Copy, in full, each line of the material that holds the word "takes".

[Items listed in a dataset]
****************************************
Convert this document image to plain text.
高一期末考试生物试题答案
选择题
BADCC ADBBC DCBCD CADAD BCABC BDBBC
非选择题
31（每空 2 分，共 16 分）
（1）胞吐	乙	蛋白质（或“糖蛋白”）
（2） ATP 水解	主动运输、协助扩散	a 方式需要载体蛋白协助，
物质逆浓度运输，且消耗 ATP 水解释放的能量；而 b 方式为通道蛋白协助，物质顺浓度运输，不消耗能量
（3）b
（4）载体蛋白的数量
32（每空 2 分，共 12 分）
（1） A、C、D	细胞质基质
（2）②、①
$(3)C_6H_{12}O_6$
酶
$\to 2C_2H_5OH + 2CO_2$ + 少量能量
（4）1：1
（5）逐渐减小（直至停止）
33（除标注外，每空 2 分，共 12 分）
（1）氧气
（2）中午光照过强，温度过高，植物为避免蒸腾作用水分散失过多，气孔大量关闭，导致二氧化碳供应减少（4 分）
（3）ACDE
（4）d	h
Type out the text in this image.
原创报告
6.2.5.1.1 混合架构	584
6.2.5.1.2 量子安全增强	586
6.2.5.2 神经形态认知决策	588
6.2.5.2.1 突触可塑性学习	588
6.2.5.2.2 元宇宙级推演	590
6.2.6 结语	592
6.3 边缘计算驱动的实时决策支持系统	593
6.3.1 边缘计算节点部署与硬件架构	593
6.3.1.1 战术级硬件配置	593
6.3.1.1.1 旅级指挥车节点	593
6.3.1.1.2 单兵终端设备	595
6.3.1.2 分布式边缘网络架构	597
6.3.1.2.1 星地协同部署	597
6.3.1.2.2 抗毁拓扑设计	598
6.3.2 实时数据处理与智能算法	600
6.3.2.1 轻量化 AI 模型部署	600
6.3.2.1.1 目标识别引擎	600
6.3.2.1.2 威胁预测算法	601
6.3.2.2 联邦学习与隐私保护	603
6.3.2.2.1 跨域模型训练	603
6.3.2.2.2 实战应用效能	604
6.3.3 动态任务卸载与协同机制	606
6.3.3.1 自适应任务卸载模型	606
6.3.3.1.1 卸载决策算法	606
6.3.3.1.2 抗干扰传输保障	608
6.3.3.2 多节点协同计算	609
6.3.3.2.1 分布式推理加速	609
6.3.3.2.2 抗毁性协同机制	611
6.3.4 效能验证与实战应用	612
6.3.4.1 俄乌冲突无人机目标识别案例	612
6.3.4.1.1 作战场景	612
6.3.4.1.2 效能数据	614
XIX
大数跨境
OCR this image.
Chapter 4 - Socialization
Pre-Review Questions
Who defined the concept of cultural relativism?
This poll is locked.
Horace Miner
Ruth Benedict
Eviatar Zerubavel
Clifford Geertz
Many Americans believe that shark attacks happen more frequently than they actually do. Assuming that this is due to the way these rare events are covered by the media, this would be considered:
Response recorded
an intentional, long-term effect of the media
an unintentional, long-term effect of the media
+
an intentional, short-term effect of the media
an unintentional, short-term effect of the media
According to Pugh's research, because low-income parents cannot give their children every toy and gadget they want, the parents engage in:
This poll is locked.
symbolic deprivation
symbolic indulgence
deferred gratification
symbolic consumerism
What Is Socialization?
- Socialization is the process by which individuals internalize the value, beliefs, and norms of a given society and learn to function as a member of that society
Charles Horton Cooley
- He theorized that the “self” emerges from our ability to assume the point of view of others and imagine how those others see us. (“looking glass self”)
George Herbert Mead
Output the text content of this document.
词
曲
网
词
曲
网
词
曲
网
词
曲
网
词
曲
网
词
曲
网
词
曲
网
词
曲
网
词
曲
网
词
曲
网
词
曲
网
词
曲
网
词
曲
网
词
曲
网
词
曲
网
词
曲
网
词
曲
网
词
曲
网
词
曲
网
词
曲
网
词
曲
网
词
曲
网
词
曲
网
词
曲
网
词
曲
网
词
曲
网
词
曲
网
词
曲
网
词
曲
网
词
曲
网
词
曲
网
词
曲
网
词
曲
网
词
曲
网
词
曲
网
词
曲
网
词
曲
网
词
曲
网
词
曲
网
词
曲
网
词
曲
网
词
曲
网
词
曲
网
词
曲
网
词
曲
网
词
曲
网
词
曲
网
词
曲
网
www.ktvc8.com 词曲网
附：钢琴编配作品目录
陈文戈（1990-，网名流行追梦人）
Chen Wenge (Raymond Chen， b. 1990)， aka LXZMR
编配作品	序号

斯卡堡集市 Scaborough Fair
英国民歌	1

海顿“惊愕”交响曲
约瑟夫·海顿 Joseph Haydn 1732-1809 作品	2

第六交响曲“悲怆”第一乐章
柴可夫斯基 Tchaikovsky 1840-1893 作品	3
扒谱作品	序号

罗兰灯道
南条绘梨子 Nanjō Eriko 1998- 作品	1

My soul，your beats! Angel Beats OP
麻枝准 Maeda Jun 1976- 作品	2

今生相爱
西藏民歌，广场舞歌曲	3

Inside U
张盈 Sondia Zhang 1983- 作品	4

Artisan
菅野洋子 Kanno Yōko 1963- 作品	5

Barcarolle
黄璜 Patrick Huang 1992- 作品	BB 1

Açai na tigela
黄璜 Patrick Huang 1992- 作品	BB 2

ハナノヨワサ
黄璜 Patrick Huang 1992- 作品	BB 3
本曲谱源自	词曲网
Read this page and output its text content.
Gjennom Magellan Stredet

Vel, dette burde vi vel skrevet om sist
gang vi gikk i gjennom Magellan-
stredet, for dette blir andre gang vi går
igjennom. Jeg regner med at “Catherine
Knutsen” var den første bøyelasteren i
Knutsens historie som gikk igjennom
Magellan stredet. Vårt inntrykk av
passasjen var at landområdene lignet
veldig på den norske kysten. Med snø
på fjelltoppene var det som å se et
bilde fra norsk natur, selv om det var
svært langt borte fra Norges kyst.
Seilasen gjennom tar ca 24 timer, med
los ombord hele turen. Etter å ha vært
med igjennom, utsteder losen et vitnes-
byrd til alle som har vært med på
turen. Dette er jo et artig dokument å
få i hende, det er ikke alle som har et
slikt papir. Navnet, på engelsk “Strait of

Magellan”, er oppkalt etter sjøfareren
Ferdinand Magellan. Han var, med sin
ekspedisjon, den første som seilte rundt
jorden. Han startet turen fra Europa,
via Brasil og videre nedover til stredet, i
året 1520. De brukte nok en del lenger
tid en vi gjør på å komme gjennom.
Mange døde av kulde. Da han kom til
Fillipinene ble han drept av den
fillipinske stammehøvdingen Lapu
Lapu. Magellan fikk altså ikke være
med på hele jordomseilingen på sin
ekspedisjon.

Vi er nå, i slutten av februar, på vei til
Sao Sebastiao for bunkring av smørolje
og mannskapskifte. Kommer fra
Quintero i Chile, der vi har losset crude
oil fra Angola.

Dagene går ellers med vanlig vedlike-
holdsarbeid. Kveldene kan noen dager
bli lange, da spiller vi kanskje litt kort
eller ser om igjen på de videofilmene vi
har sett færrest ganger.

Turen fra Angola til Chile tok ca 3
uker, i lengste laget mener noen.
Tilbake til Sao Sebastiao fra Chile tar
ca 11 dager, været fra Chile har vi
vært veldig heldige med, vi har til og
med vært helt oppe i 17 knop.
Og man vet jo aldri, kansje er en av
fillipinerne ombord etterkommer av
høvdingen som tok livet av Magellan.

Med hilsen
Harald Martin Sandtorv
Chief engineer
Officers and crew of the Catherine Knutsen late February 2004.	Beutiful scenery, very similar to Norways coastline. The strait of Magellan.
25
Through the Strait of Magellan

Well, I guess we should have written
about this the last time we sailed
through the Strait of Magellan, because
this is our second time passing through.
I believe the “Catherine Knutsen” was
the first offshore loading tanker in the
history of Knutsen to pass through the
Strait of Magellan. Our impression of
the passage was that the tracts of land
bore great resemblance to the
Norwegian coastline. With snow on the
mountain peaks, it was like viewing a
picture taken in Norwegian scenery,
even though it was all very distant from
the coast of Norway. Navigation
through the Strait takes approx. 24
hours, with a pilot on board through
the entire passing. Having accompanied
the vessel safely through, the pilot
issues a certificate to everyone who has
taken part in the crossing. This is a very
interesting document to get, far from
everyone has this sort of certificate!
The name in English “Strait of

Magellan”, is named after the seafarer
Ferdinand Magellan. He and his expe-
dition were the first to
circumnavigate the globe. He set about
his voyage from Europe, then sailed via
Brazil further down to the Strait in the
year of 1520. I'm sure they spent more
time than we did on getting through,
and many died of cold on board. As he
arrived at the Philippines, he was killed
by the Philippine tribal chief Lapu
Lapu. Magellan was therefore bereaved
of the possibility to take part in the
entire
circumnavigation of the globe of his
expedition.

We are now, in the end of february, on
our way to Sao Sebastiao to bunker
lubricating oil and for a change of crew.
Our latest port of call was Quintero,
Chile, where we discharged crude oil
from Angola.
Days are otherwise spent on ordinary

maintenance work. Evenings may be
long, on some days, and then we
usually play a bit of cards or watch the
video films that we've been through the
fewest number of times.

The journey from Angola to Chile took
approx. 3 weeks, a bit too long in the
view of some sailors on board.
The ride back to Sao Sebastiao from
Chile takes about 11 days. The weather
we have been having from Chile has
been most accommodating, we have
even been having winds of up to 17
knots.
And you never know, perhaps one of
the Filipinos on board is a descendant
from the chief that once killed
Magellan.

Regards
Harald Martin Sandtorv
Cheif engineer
****************************************
__EXPECTED OUTPUT__:
through the Strait takes approx. 24
Chile takes about 11 days. The weather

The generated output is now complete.